■ Set problem ■
List all the lines in these records that hold "Dashko".
[Start Information supplied]
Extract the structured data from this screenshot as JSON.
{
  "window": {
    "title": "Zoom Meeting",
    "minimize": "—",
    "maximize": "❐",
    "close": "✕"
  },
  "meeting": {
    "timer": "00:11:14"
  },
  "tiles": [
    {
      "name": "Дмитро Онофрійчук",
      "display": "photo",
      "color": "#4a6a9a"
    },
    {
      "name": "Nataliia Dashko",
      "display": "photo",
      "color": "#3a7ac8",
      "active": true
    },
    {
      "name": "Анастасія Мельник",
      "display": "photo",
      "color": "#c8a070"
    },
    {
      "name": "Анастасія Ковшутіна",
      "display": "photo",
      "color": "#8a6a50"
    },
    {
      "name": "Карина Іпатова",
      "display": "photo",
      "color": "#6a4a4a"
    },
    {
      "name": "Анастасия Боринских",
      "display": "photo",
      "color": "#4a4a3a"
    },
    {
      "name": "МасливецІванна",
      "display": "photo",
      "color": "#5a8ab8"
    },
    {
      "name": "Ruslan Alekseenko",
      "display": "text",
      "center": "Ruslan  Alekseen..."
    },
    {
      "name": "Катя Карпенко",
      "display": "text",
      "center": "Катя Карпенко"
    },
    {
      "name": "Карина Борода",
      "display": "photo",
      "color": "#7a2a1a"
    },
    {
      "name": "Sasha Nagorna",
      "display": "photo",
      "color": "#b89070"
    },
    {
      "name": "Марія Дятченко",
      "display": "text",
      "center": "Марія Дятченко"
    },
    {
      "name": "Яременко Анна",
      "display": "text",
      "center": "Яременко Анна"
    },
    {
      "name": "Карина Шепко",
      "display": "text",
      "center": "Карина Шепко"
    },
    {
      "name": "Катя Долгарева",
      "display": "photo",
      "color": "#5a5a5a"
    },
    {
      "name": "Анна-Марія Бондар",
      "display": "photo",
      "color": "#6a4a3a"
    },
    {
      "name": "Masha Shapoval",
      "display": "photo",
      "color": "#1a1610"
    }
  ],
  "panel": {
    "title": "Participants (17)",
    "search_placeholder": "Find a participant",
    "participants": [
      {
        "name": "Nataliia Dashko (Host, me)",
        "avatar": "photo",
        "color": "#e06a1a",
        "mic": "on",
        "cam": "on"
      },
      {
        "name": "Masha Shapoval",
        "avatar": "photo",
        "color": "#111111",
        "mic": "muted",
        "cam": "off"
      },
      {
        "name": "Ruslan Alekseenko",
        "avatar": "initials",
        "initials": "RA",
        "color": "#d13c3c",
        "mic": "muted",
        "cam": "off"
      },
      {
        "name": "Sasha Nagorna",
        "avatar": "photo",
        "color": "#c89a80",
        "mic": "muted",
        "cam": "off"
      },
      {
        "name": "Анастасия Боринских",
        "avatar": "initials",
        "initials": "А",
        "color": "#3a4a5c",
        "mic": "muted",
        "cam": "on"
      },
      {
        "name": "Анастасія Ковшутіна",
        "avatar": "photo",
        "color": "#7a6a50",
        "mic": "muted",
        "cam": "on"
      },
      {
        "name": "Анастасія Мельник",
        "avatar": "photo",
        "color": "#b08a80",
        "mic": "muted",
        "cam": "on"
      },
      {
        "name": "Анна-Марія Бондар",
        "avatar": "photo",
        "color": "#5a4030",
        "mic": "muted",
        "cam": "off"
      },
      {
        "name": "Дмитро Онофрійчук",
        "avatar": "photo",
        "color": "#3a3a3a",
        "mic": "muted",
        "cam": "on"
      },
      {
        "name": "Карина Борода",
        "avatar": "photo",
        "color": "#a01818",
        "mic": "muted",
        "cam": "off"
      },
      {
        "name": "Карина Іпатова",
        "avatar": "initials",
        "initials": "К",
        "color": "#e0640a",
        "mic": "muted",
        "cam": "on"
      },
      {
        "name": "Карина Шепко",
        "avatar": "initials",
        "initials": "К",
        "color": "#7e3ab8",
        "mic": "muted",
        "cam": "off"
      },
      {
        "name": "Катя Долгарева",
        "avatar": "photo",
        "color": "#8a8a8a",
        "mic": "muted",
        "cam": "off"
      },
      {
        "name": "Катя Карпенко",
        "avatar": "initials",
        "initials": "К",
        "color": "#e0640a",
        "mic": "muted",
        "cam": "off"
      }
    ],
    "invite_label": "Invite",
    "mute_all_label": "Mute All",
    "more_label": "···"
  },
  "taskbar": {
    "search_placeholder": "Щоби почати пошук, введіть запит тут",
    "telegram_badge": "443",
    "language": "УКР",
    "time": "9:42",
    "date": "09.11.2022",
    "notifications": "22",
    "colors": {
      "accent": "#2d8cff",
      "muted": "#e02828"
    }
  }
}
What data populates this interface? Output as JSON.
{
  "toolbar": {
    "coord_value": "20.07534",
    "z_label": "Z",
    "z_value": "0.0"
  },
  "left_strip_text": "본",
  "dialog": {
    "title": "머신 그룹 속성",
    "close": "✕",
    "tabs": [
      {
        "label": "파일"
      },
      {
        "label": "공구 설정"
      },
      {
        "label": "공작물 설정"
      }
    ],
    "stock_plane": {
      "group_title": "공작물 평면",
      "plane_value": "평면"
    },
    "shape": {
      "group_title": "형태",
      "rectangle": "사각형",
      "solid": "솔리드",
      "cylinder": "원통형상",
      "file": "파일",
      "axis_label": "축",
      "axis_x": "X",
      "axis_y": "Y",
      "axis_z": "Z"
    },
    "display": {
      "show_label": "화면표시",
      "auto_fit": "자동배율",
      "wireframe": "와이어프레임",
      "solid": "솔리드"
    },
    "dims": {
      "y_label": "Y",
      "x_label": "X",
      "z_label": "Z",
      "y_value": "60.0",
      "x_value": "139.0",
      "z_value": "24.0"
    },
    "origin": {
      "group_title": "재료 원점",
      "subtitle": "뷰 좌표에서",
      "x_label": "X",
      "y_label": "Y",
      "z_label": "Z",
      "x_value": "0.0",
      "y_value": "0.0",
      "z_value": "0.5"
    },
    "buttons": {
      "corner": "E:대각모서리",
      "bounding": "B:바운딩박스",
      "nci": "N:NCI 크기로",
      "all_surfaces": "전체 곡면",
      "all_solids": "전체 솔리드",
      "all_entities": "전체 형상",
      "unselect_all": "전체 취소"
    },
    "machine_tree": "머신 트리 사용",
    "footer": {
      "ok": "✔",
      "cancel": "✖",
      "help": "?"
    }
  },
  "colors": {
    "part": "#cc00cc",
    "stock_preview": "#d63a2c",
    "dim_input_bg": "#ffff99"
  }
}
[End Information supplied]
■ Task solution ■
      "name": "Nataliia Dashko",
        "name": "Nataliia Dashko (Host, me)",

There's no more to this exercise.